Source records:

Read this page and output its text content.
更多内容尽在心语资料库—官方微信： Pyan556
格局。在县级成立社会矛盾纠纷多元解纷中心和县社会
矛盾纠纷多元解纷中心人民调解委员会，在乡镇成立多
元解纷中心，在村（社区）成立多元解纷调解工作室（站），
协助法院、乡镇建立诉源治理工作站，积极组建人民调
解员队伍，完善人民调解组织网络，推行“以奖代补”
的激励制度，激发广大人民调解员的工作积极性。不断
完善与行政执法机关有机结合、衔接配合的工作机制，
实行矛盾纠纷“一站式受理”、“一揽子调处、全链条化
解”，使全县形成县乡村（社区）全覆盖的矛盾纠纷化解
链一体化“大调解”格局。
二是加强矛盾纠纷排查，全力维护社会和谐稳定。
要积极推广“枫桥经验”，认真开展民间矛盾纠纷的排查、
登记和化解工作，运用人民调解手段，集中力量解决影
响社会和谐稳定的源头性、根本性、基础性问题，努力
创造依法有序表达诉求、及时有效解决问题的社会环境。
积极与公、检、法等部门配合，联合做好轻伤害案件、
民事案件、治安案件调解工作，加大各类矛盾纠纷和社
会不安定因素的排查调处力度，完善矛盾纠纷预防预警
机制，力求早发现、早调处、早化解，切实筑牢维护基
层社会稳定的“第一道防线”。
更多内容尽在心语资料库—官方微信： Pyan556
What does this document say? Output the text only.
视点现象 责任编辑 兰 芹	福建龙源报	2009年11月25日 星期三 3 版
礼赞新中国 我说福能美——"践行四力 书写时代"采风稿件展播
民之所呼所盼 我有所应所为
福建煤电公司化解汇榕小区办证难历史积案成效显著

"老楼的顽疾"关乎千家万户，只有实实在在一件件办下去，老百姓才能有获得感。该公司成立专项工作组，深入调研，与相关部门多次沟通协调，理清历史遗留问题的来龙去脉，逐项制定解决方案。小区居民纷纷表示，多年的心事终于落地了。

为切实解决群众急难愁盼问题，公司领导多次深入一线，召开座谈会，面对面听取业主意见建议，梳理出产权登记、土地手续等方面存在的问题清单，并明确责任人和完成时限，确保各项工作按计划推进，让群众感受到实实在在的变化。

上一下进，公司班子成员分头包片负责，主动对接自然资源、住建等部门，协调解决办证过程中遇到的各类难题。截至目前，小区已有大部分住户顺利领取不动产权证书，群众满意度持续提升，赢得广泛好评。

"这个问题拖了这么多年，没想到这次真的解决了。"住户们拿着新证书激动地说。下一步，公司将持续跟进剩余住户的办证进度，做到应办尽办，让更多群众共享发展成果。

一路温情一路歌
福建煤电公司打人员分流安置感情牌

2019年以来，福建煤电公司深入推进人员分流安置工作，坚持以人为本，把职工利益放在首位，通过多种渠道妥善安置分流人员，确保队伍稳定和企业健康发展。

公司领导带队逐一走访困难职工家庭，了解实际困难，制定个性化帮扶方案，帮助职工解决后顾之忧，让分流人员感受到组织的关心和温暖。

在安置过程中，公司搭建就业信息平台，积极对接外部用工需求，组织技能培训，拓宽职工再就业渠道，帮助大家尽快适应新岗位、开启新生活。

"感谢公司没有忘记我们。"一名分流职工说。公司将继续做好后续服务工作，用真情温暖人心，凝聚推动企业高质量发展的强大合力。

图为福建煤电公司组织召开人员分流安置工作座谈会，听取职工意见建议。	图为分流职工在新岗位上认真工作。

What to produce: Show all lines from the records above where the word "this" occurs.

Solved problem:
Read this page and output its text content.
What does this document say? Output the text only.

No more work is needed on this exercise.